-- begin --

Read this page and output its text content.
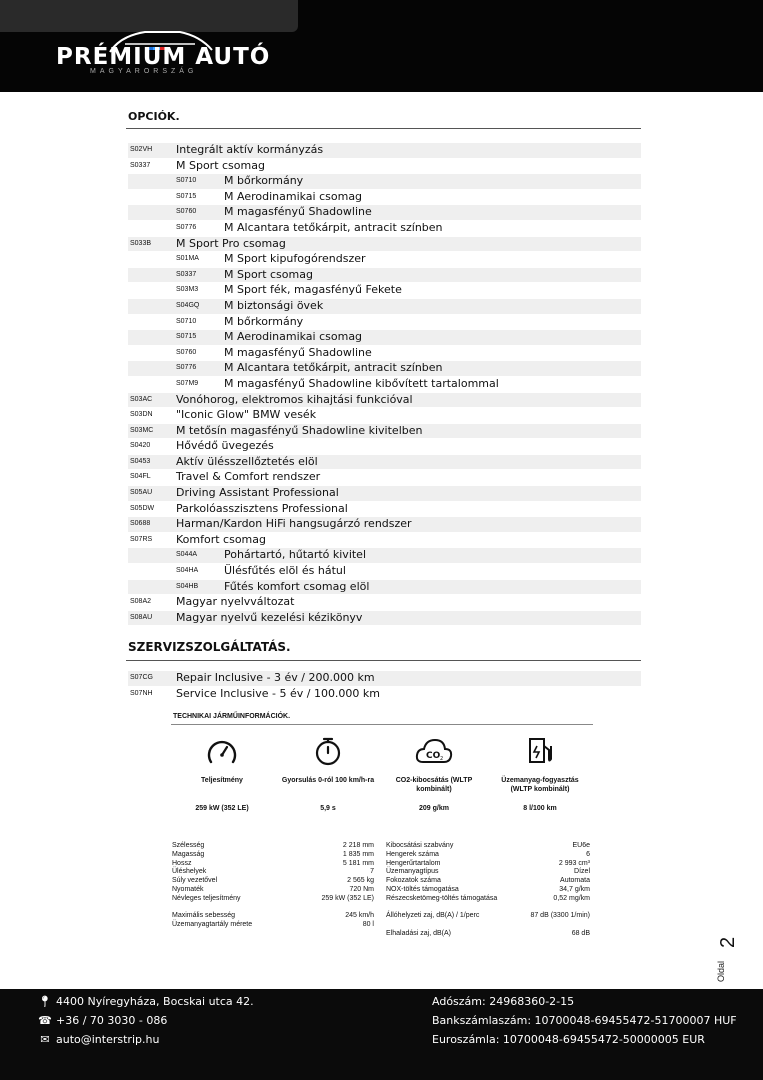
PRÉMIUM AUTÓ
MAGYARORSZÁG
OPCIÓK.
S02VH Integrált aktív kormányzás
S0337 M Sport csomag
S0710	M bőrkormány
S0715	M Aerodinamikai csomag
S0760	M magasfényű Shadowline
S0776	M Alcantara tetőkárpit, antracit színben
S033B M Sport Pro csomag
S01MA M Sport kipufogórendszer
S0337	M Sport csomag
S03M3 M Sport fék, magasfényű Fekete
S04GQ M biztonsági övek
S0710	M bőrkormány
S0715	M Aerodinamikai csomag
S0760	M magasfényű Shadowline
S0776	M Alcantara tetőkárpit, antracit színben
S07M9 M magasfényű Shadowline kibővített tartalommal
S03AC Vonóhorog, elektromos kihajtási funkcióval
S03DN "Iconic Glow" BMW vesék
S03MC M tetősín magasfényű Shadowline kivitelben
S0420 Hővédő üvegezés
S0453 Aktív ülésszellőztetés elöl
S04FL Travel & Comfort rendszer
S05AU Driving Assistant Professional
S05DW Parkolóasszisztens Professional
S0688 Harman/Kardon HiFi hangsugárzó rendszer
S07RS Komfort csomag
S044A Pohártartó, hűtartó kivitel
S04HA Ülésfűtés elöl és hátul
S04HB Fűtés komfort csomag elöl
S08A2 Magyar nyelvváltozat
S08AU Magyar nyelvű kezelési kézikönyv
SZERVIZSZOLGÁLTATÁS.
S07CG Repair Inclusive - 3 év / 200.000 km
S07NH Service Inclusive - 5 év / 100.000 km
TECHNIKAI JÁRMŰINFORMÁCIÓK.
Teljesítmény
259 kW (352 LE)
Gyorsulás 0-ról 100 km/h-ra
5,9 s
CO 2
CO2-kibocsátás (WLTP kombinált)
209 g/km
Üzemanyag-fogyasztás (WLTP kombinált)
8 l/100 km
Szélesség	2 218 mm
Magasság	1 835 mm
Hossz	5 181 mm
Üléshelyek	7
Súly vezetővel	2 565 kg
Nyomaték	720 Nm
Névleges teljesítmény	259 kW (352 LE)
Maximális sebesség	245 km/h
Üzemanyagtartály mérete	80 l
Kibocsátási szabvány	EU6e
Hengerek száma	6
Hengerűrtartalom	2 993 cm³
Üzemanyagtípus	Dízel
Fokozatok száma	Automata
NOX-töltés támogatása	34,7 g/km
Részecsketömeg-töltés támogatása	0,52 mg/km
Állóhelyzeti zaj, dB(A) / 1/perc	87 dB (3300 1/min)
Elhaladási zaj, dB(A)	68 dB
Oldal
2
📍︎ 4400 Nyíregyháza, Bocskai utca 42.
☎ +36 / 70 3030 - 086
✉ auto@interstrip.hu
Adószám: 24968360-2-15
Bankszámlaszám: 10700048-69455472-51700007 HUF
Euroszámla: 10700048-69455472-50000005 EUR
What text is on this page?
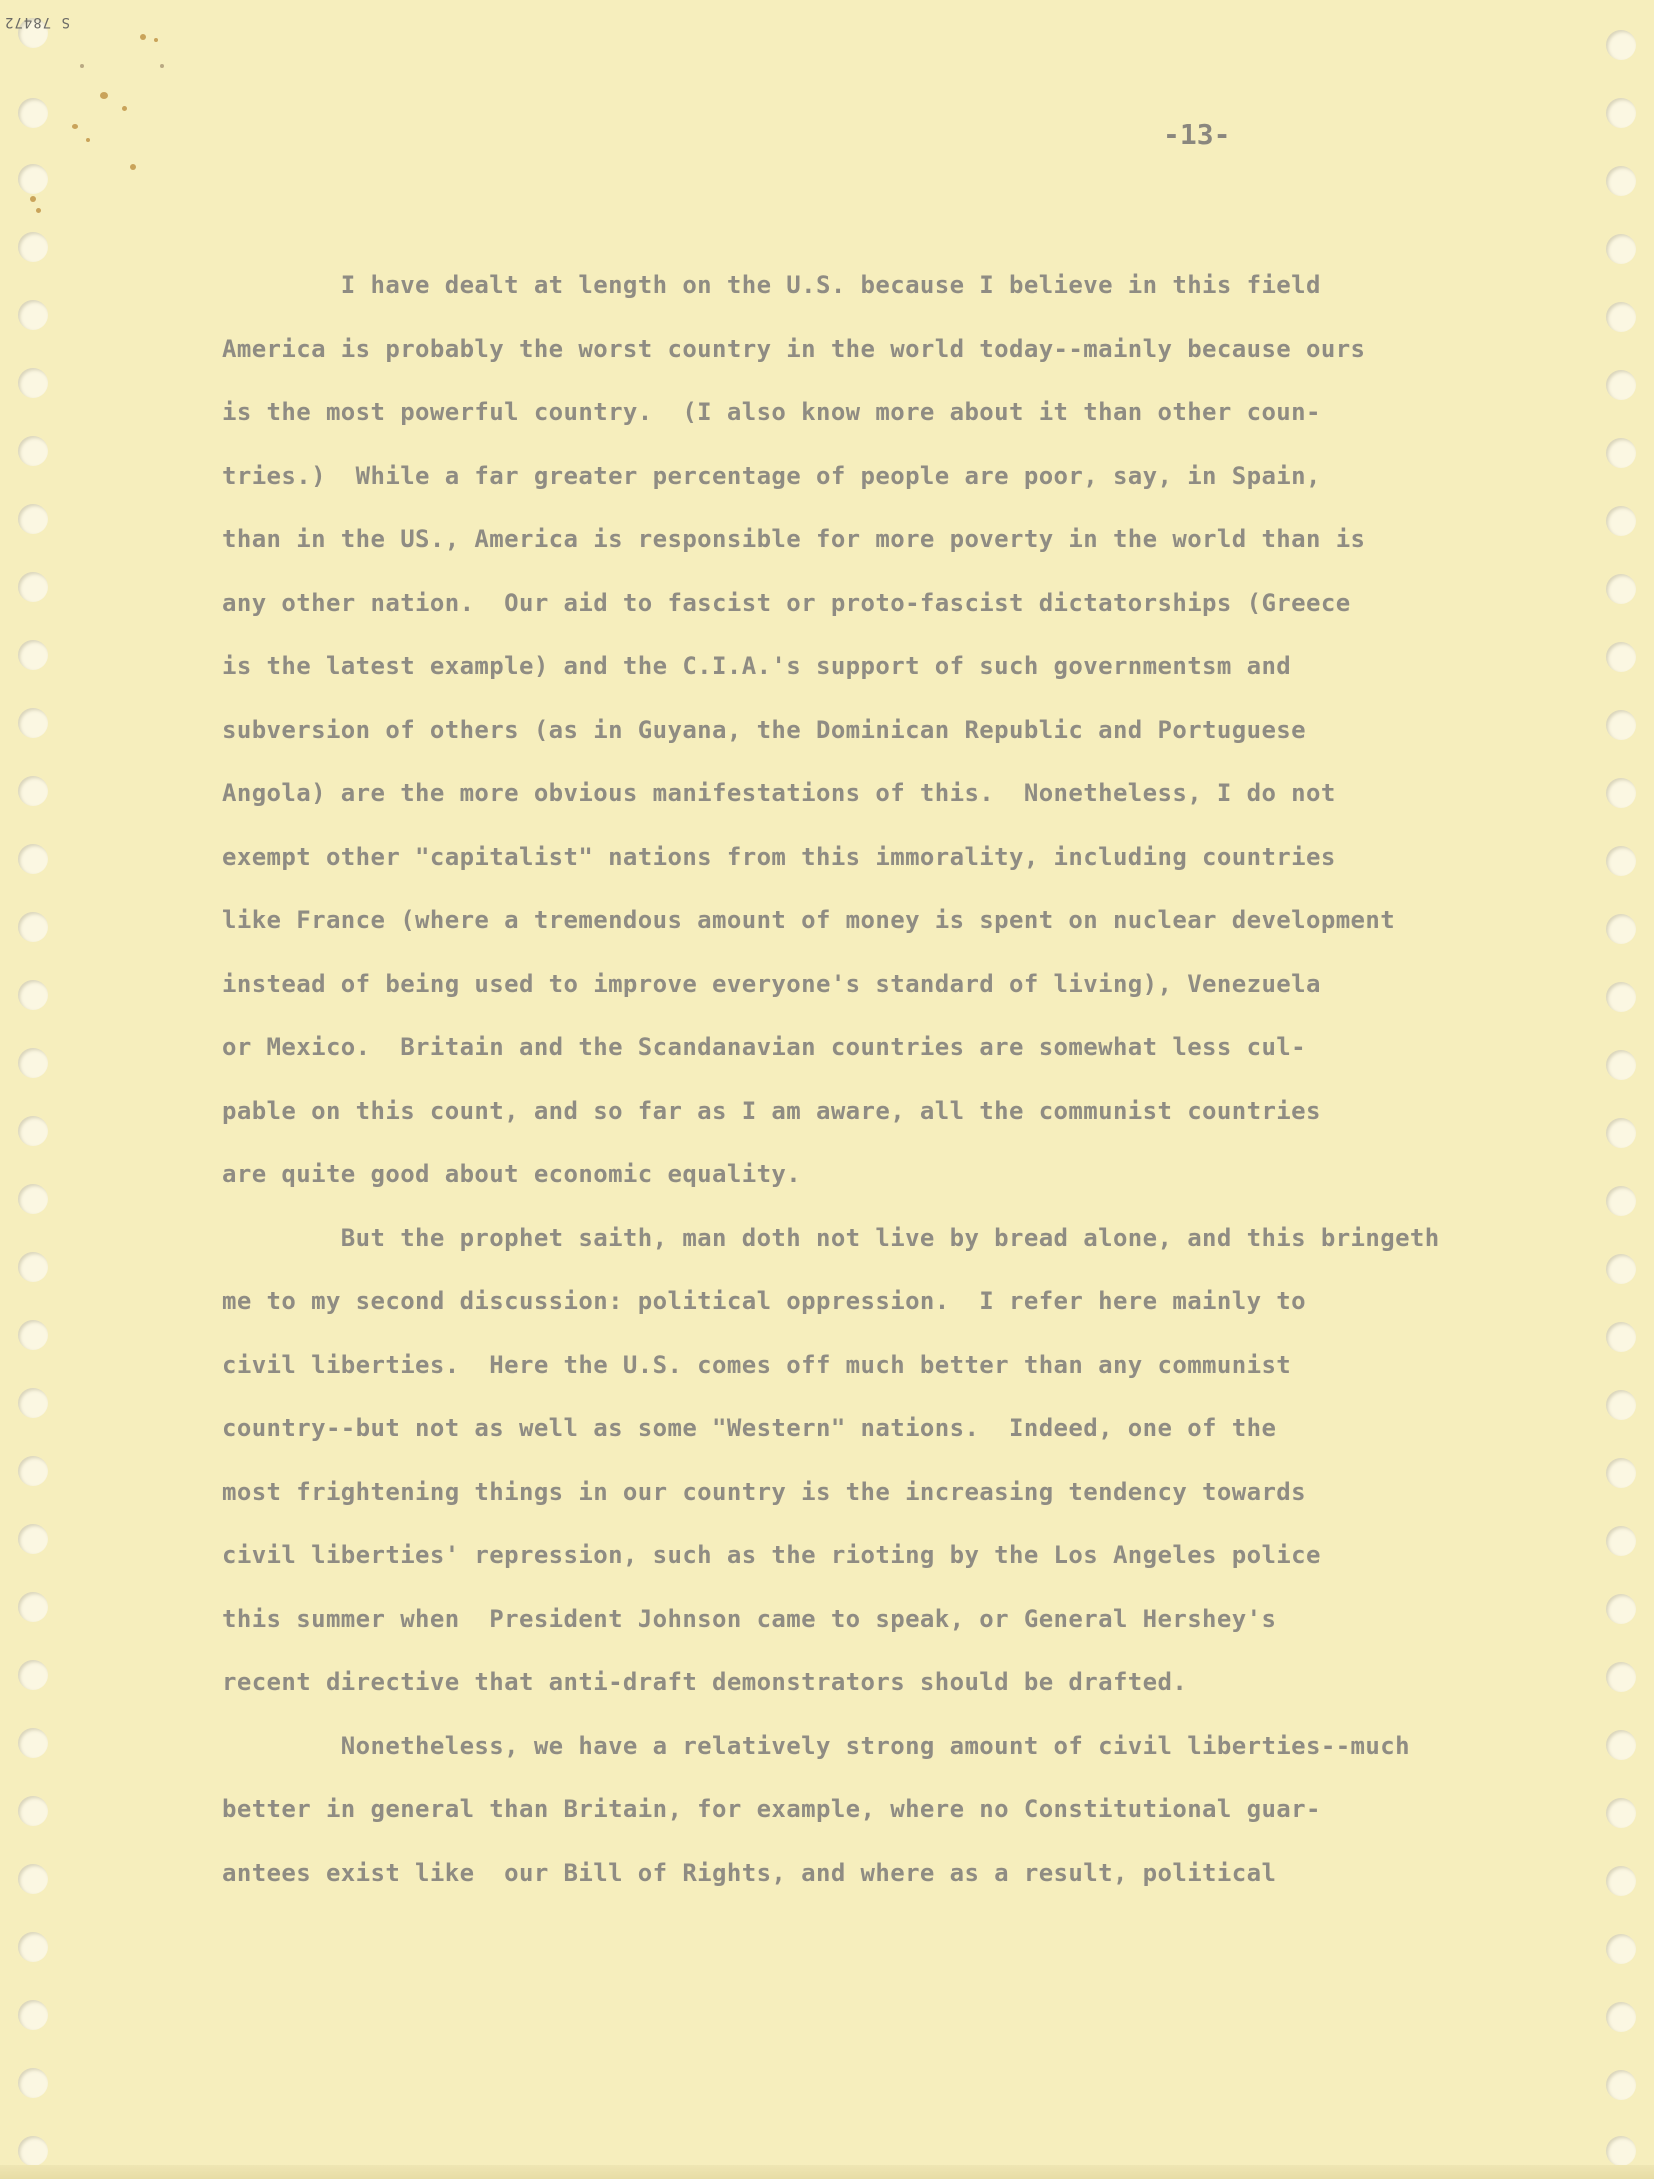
S 78472
-13-
I have dealt at length on the U.S. because I believe in this field
America is probably the worst country in the world today--mainly because ours
is the most powerful country.  (I also know more about it than other coun-
tries.)  While a far greater percentage of people are poor, say, in Spain,
than in the US., America is responsible for more poverty in the world than is
any other nation.  Our aid to fascist or proto-fascist dictatorships (Greece
is the latest example) and the C.I.A.'s support of such governmentsm and
subversion of others (as in Guyana, the Dominican Republic and Portuguese
Angola) are the more obvious manifestations of this.  Nonetheless, I do not
exempt other "capitalist" nations from this immorality, including countries
like France (where a tremendous amount of money is spent on nuclear development
instead of being used to improve everyone's standard of living), Venezuela
or Mexico.  Britain and the Scandanavian countries are somewhat less cul-
pable on this count, and so far as I am aware, all the communist countries
are quite good about economic equality.
But the prophet saith, man doth not live by bread alone, and this bringeth
me to my second discussion: political oppression.  I refer here mainly to
civil liberties.  Here the U.S. comes off much better than any communist
country--but not as well as some "Western" nations.  Indeed, one of the
most frightening things in our country is the increasing tendency towards
civil liberties' repression, such as the rioting by the Los Angeles police
this summer when  President Johnson came to speak, or General Hershey's
recent directive that anti-draft demonstrators should be drafted.
Nonetheless, we have a relatively strong amount of civil liberties--much
better in general than Britain, for example, where no Constitutional guar-
antees exist like  our Bill of Rights, and where as a result, political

-- end --

◆ **WHAT THE TASK REQUIRES**
In the listing, find each line with the string "elöl" and copy it.

◆ **FULL RESPONSE**
S0453 Aktív ülésszellőztetés elöl
S04HA Ülésfűtés elöl és hátul
S04HB Fűtés komfort csomag elöl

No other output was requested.